### What is asked
Write out the listing below exactly, and omit any images you find in it.

BEGIN Data provided

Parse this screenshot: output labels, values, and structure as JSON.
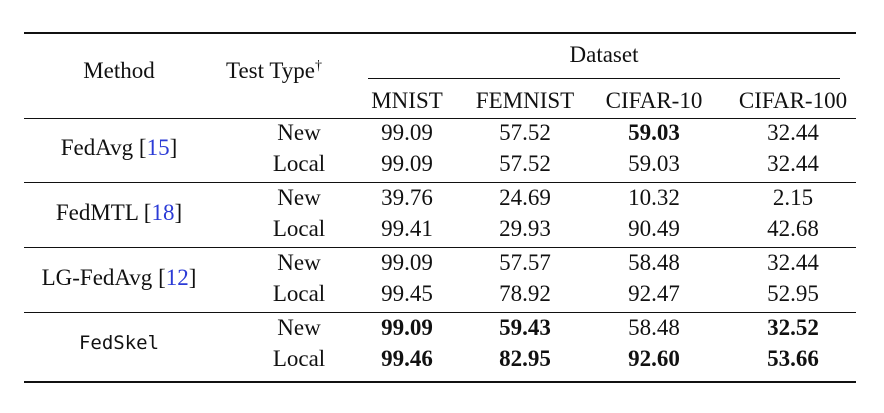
{
  "table": {
    "header": {
      "method": "Method",
      "test_type": "Test Type",
      "test_type_mark": "†",
      "dataset": "Dataset",
      "datasets": [
        "MNIST",
        "FEMNIST",
        "CIFAR-10",
        "CIFAR-100"
      ]
    },
    "groups": [
      {
        "method": "FedAvg",
        "cite": "15",
        "rows": [
          {
            "type": "New",
            "values": [
              "99.09",
              "57.52",
              "59.03",
              "32.44"
            ]
          },
          {
            "type": "Local",
            "values": [
              "99.09",
              "57.52",
              "59.03",
              "32.44"
            ]
          }
        ]
      },
      {
        "method": "FedMTL",
        "cite": "18",
        "rows": [
          {
            "type": "New",
            "values": [
              "39.76",
              "24.69",
              "10.32",
              "2.15"
            ]
          },
          {
            "type": "Local",
            "values": [
              "99.41",
              "29.93",
              "90.49",
              "42.68"
            ]
          }
        ]
      },
      {
        "method": "LG-FedAvg",
        "cite": "12",
        "rows": [
          {
            "type": "New",
            "values": [
              "99.09",
              "57.57",
              "58.48",
              "32.44"
            ]
          },
          {
            "type": "Local",
            "values": [
              "99.45",
              "78.92",
              "92.47",
              "52.95"
            ]
          }
        ]
      },
      {
        "method": "FedSkel",
        "cite": "",
        "rows": [
          {
            "type": "New",
            "values": [
              "99.09",
              "59.43",
              "58.48",
              "32.52"
            ]
          },
          {
            "type": "Local",
            "values": [
              "99.46",
              "82.95",
              "92.60",
              "53.66"
            ]
          }
        ]
      }
    ]
  }
}
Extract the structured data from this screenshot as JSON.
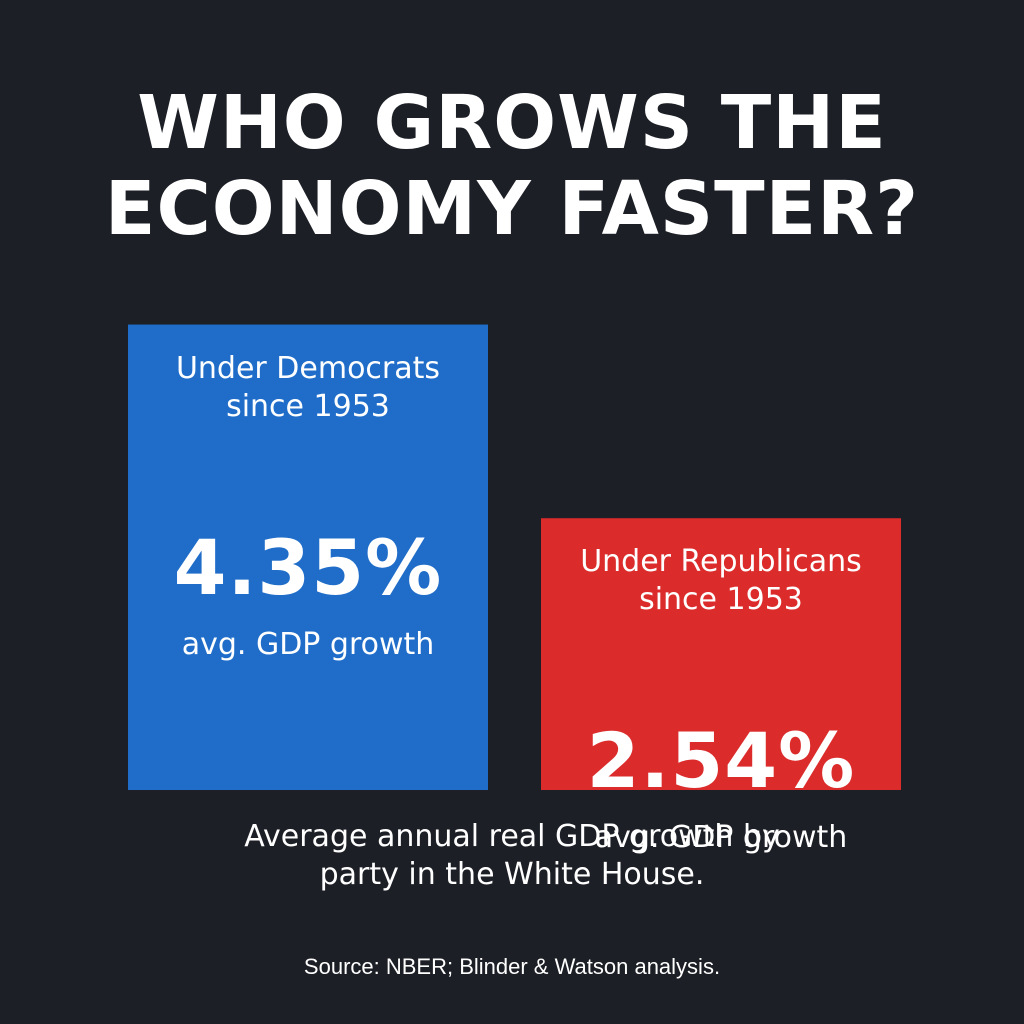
{
  "title_lines": [
    "WHO GROWS THE",
    "ECONOMY FASTER?"
  ],
  "chart_data": {
    "type": "bar",
    "categories": [
      "Under Democrats since 1953",
      "Under Republicans since 1953"
    ],
    "values": [
      4.35,
      2.54
    ],
    "bars": [
      {
        "label_lines": [
          "Under Democrats",
          "since 1953"
        ],
        "value": 4.35,
        "value_text": "4.35%",
        "sublabel": "avg. GDP growth",
        "color": "#1f6dc9"
      },
      {
        "label_lines": [
          "Under Republicans",
          "since 1953"
        ],
        "value": 2.54,
        "value_text": "2.54%",
        "sublabel": "avg. GDP growth",
        "color": "#db2b2b"
      }
    ]
  },
  "caption_lines": [
    "Average annual real GDP growth by",
    "party in the White House."
  ],
  "source": "Source: NBER; Blinder & Watson analysis.",
  "colors": {
    "background": "#1c1f26",
    "democrat": "#1f6dc9",
    "republican": "#db2b2b",
    "text": "#ffffff"
  }
}
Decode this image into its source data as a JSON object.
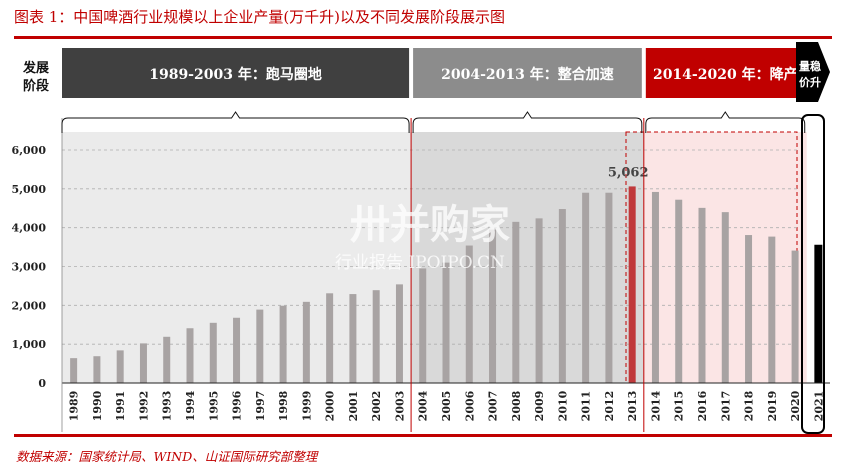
{
  "title": "图表 1：中国啤酒行业规模以上企业产量(万千升)以及不同发展阶段展示图",
  "source": "数据来源：国家统计局、WIND、山证国际研究部整理",
  "stage_label": [
    "发展",
    "阶段"
  ],
  "stages": [
    {
      "label": "1989-2003 年：跑马圈地",
      "from": "1989",
      "to": "2003",
      "color": "#404040"
    },
    {
      "label": "2004-2013 年：整合加速",
      "from": "2004",
      "to": "2013",
      "color": "#8c8c8c"
    },
    {
      "label": "2014-2020 年：降产",
      "from": "2014",
      "to": "2020",
      "color": "#c00000"
    }
  ],
  "arrow_label": [
    "量稳",
    "价升"
  ],
  "watermark": {
    "brand": "卅并购家",
    "sub": "行业报告 IPOIPO.CN"
  },
  "colors": {
    "bar": "#a8a3a3",
    "highlight_bar": "#c0393b",
    "last_bar": "#000000",
    "zone1": "#ebebeb",
    "zone2": "#d9d9d9",
    "zone3": "#fbe5e5",
    "accent": "#c00000"
  },
  "chart_data": {
    "type": "bar",
    "categories": [
      "1989",
      "1990",
      "1991",
      "1992",
      "1993",
      "1994",
      "1995",
      "1996",
      "1997",
      "1998",
      "1999",
      "2000",
      "2001",
      "2002",
      "2003",
      "2004",
      "2005",
      "2006",
      "2007",
      "2008",
      "2009",
      "2010",
      "2011",
      "2012",
      "2013",
      "2014",
      "2015",
      "2016",
      "2017",
      "2018",
      "2019",
      "2020",
      "2021"
    ],
    "values": [
      640,
      690,
      840,
      1020,
      1190,
      1410,
      1550,
      1680,
      1890,
      1990,
      2090,
      2310,
      2290,
      2390,
      2540,
      2950,
      3100,
      3540,
      3950,
      4150,
      4240,
      4480,
      4900,
      4900,
      5062,
      4920,
      4720,
      4510,
      4400,
      3810,
      3770,
      3410,
      3560
    ],
    "annotation": {
      "category": "2013",
      "text": "5,062"
    },
    "yticks": [
      "0",
      "1,000",
      "2,000",
      "3,000",
      "4,000",
      "5,000",
      "6,000"
    ],
    "ylim": [
      0,
      6000
    ],
    "grid": true
  }
}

END Data provided

### Solution for this task
Parse this screenshot: output labels, values, and structure as JSON.
{
  "table": {
    "header": {
      "method": "Method",
      "test_type": "Test Type",
      "test_type_mark": "†",
      "dataset": "Dataset",
      "datasets": [
        "MNIST",
        "FEMNIST",
        "CIFAR-10",
        "CIFAR-100"
      ]
    },
    "groups": [
      {
        "method": "FedAvg",
        "cite": "15",
        "rows": [
          {
            "type": "New",
            "values": [
              "99.09",
              "57.52",
              "59.03",
              "32.44"
            ]
          },
          {
            "type": "Local",
            "values": [
              "99.09",
              "57.52",
              "59.03",
              "32.44"
            ]
          }
        ]
      },
      {
        "method": "FedMTL",
        "cite": "18",
        "rows": [
          {
            "type": "New",
            "values": [
              "39.76",
              "24.69",
              "10.32",
              "2.15"
            ]
          },
          {
            "type": "Local",
            "values": [
              "99.41",
              "29.93",
              "90.49",
              "42.68"
            ]
          }
        ]
      },
      {
        "method": "LG-FedAvg",
        "cite": "12",
        "rows": [
          {
            "type": "New",
            "values": [
              "99.09",
              "57.57",
              "58.48",
              "32.44"
            ]
          },
          {
            "type": "Local",
            "values": [
              "99.45",
              "78.92",
              "92.47",
              "52.95"
            ]
          }
        ]
      },
      {
        "method": "FedSkel",
        "cite": "",
        "rows": [
          {
            "type": "New",
            "values": [
              "99.09",
              "59.43",
              "58.48",
              "32.52"
            ]
          },
          {
            "type": "Local",
            "values": [
              "99.46",
              "82.95",
              "92.60",
              "53.66"
            ]
          }
        ]
      }
    ]
  }
}
Extract the structured data from this screenshot as JSON.
{
  "title_lines": [
    "WHO GROWS THE",
    "ECONOMY FASTER?"
  ],
  "chart_data": {
    "type": "bar",
    "categories": [
      "Under Democrats since 1953",
      "Under Republicans since 1953"
    ],
    "values": [
      4.35,
      2.54
    ],
    "bars": [
      {
        "label_lines": [
          "Under Democrats",
          "since 1953"
        ],
        "value": 4.35,
        "value_text": "4.35%",
        "sublabel": "avg. GDP growth",
        "color": "#1f6dc9"
      },
      {
        "label_lines": [
          "Under Republicans",
          "since 1953"
        ],
        "value": 2.54,
        "value_text": "2.54%",
        "sublabel": "avg. GDP growth",
        "color": "#db2b2b"
      }
    ]
  },
  "caption_lines": [
    "Average annual real GDP growth by",
    "party in the White House."
  ],
  "source": "Source: NBER; Blinder & Watson analysis.",
  "colors": {
    "background": "#1c1f26",
    "democrat": "#1f6dc9",
    "republican": "#db2b2b",
    "text": "#ffffff"
  }
}
Decode this image into its source data as a JSON object.
{
  "title": "图表 1：中国啤酒行业规模以上企业产量(万千升)以及不同发展阶段展示图",
  "source": "数据来源：国家统计局、WIND、山证国际研究部整理",
  "stage_label": [
    "发展",
    "阶段"
  ],
  "stages": [
    {
      "label": "1989-2003 年：跑马圈地",
      "from": "1989",
      "to": "2003",
      "color": "#404040"
    },
    {
      "label": "2004-2013 年：整合加速",
      "from": "2004",
      "to": "2013",
      "color": "#8c8c8c"
    },
    {
      "label": "2014-2020 年：降产",
      "from": "2014",
      "to": "2020",
      "color": "#c00000"
    }
  ],
  "arrow_label": [
    "量稳",
    "价升"
  ],
  "watermark": {
    "brand": "卅并购家",
    "sub": "行业报告 IPOIPO.CN"
  },
  "colors": {
    "bar": "#a8a3a3",
    "highlight_bar": "#c0393b",
    "last_bar": "#000000",
    "zone1": "#ebebeb",
    "zone2": "#d9d9d9",
    "zone3": "#fbe5e5",
    "accent": "#c00000"
  },
  "chart_data": {
    "type": "bar",
    "categories": [
      "1989",
      "1990",
      "1991",
      "1992",
      "1993",
      "1994",
      "1995",
      "1996",
      "1997",
      "1998",
      "1999",
      "2000",
      "2001",
      "2002",
      "2003",
      "2004",
      "2005",
      "2006",
      "2007",
      "2008",
      "2009",
      "2010",
      "2011",
      "2012",
      "2013",
      "2014",
      "2015",
      "2016",
      "2017",
      "2018",
      "2019",
      "2020",
      "2021"
    ],
    "values": [
      640,
      690,
      840,
      1020,
      1190,
      1410,
      1550,
      1680,
      1890,
      1990,
      2090,
      2310,
      2290,
      2390,
      2540,
      2950,
      3100,
      3540,
      3950,
      4150,
      4240,
      4480,
      4900,
      4900,
      5062,
      4920,
      4720,
      4510,
      4400,
      3810,
      3770,
      3410,
      3560
    ],
    "annotation": {
      "category": "2013",
      "text": "5,062"
    },
    "yticks": [
      "0",
      "1,000",
      "2,000",
      "3,000",
      "4,000",
      "5,000",
      "6,000"
    ],
    "ylim": [
      0,
      6000
    ],
    "grid": true
  }
}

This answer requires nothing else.